> [PROBLEM]: Extract all lines from the data beneath that include the word "λόγος".

> [DATA FOR THE TASK]:

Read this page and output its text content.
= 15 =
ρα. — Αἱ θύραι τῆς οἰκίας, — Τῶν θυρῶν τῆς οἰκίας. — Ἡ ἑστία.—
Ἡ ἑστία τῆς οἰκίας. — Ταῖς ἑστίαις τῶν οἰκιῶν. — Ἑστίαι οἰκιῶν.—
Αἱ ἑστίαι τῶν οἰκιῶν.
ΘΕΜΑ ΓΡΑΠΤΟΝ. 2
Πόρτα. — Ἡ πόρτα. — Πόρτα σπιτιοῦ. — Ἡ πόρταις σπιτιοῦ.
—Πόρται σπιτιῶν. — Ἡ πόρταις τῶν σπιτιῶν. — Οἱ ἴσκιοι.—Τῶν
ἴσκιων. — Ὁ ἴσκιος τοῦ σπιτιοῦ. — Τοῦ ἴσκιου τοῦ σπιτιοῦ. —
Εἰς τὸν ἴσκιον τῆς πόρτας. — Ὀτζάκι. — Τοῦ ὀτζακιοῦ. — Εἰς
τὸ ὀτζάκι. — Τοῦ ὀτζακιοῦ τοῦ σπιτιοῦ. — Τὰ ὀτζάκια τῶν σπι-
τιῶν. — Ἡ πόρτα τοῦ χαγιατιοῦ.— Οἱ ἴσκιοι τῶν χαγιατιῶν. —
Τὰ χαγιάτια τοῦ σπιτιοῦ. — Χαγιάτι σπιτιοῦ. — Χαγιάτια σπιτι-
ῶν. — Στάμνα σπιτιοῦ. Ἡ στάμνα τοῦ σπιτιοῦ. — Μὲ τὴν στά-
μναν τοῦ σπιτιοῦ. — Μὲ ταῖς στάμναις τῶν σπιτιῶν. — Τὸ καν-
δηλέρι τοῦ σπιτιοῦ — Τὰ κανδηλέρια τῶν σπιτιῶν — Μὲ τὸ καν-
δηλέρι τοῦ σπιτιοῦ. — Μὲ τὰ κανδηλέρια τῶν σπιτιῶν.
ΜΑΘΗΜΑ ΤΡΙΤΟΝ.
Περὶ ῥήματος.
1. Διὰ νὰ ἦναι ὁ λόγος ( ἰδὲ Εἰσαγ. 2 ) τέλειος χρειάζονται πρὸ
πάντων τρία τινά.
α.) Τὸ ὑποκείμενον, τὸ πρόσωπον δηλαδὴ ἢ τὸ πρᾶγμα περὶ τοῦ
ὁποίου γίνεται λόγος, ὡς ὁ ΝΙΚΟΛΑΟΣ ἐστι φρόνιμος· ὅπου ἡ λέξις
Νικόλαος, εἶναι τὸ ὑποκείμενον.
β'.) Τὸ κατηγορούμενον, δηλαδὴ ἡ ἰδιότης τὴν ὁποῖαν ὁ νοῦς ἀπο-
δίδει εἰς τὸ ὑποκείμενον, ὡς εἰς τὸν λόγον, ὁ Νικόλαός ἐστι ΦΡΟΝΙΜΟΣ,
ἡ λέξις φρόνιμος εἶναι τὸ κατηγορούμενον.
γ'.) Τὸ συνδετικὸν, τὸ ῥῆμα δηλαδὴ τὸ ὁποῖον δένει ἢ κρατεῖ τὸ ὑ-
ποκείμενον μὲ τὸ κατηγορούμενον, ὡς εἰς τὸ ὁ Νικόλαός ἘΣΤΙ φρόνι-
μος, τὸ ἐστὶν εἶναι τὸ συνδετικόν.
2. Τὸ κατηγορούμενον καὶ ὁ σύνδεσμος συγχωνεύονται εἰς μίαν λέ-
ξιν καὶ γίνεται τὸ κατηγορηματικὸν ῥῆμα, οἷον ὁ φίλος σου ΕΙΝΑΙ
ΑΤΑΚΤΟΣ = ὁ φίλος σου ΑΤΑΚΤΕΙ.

> [EXERCISE RESULT]:
1. Διὰ νὰ ἦναι ὁ λόγος ( ἰδὲ Εἰσαγ. 2 ) τέλειος χρειάζονται πρὸ
ὁποίου γίνεται λόγος, ὡς ὁ ΝΙΚΟΛΑΟΣ ἐστι φρόνιμος· ὅπου ἡ λέξις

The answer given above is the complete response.